Set task> Copy nothing but the text: repeat each entry exactly and drop the images.

>> Begin Data shown

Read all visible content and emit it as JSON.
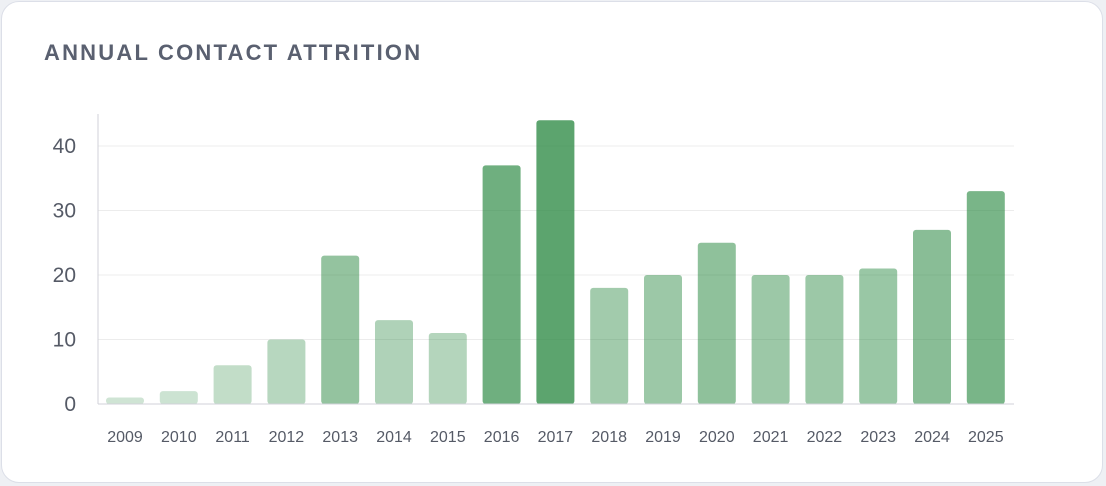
{
  "card": {
    "title": "ANNUAL CONTACT ATTRITION"
  },
  "colors": {
    "bar_base": "#2e8b45",
    "gridline": "#ececec",
    "axis": "#d0d2d8",
    "tick_text": "#555a66",
    "title_text": "#5a6070"
  },
  "chart_data": {
    "type": "bar",
    "title": "ANNUAL CONTACT ATTRITION",
    "xlabel": "",
    "ylabel": "",
    "categories": [
      "2009",
      "2010",
      "2011",
      "2012",
      "2013",
      "2014",
      "2015",
      "2016",
      "2017",
      "2018",
      "2019",
      "2020",
      "2021",
      "2022",
      "2023",
      "2024",
      "2025"
    ],
    "values": [
      1,
      2,
      6,
      10,
      23,
      13,
      11,
      37,
      44,
      18,
      20,
      25,
      20,
      20,
      21,
      27,
      33
    ],
    "ylim": [
      0,
      45
    ],
    "yticks": [
      0,
      10,
      20,
      30,
      40
    ],
    "grid": true,
    "legend": "none"
  }
}
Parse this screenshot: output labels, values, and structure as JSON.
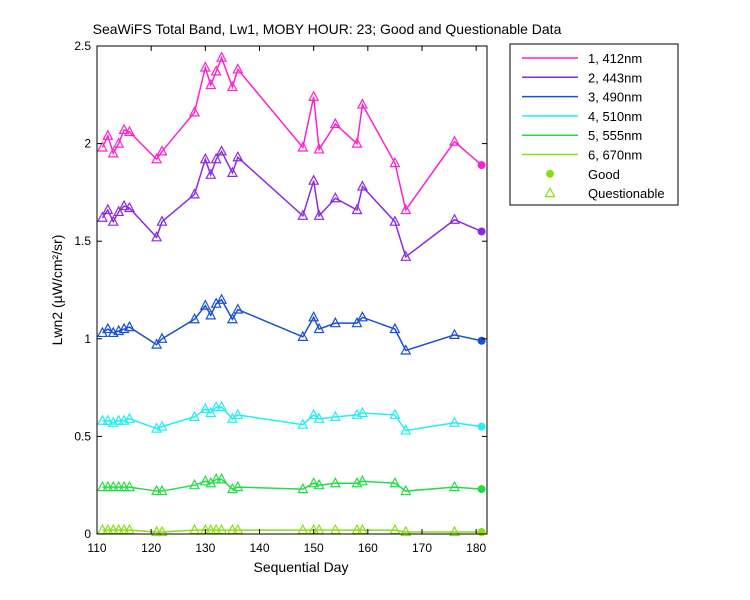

>> End Data shown

Output>
Read all visible content and emit it as JSON.
{
  "card": {
    "title": "ANNUAL CONTACT ATTRITION"
  },
  "colors": {
    "bar_base": "#2e8b45",
    "gridline": "#ececec",
    "axis": "#d0d2d8",
    "tick_text": "#555a66",
    "title_text": "#5a6070"
  },
  "chart_data": {
    "type": "bar",
    "title": "ANNUAL CONTACT ATTRITION",
    "xlabel": "",
    "ylabel": "",
    "categories": [
      "2009",
      "2010",
      "2011",
      "2012",
      "2013",
      "2014",
      "2015",
      "2016",
      "2017",
      "2018",
      "2019",
      "2020",
      "2021",
      "2022",
      "2023",
      "2024",
      "2025"
    ],
    "values": [
      1,
      2,
      6,
      10,
      23,
      13,
      11,
      37,
      44,
      18,
      20,
      25,
      20,
      20,
      21,
      27,
      33
    ],
    "ylim": [
      0,
      45
    ],
    "yticks": [
      0,
      10,
      20,
      30,
      40
    ],
    "grid": true,
    "legend": "none"
  }
}
Parse this screenshot: output labels, values, and structure as JSON.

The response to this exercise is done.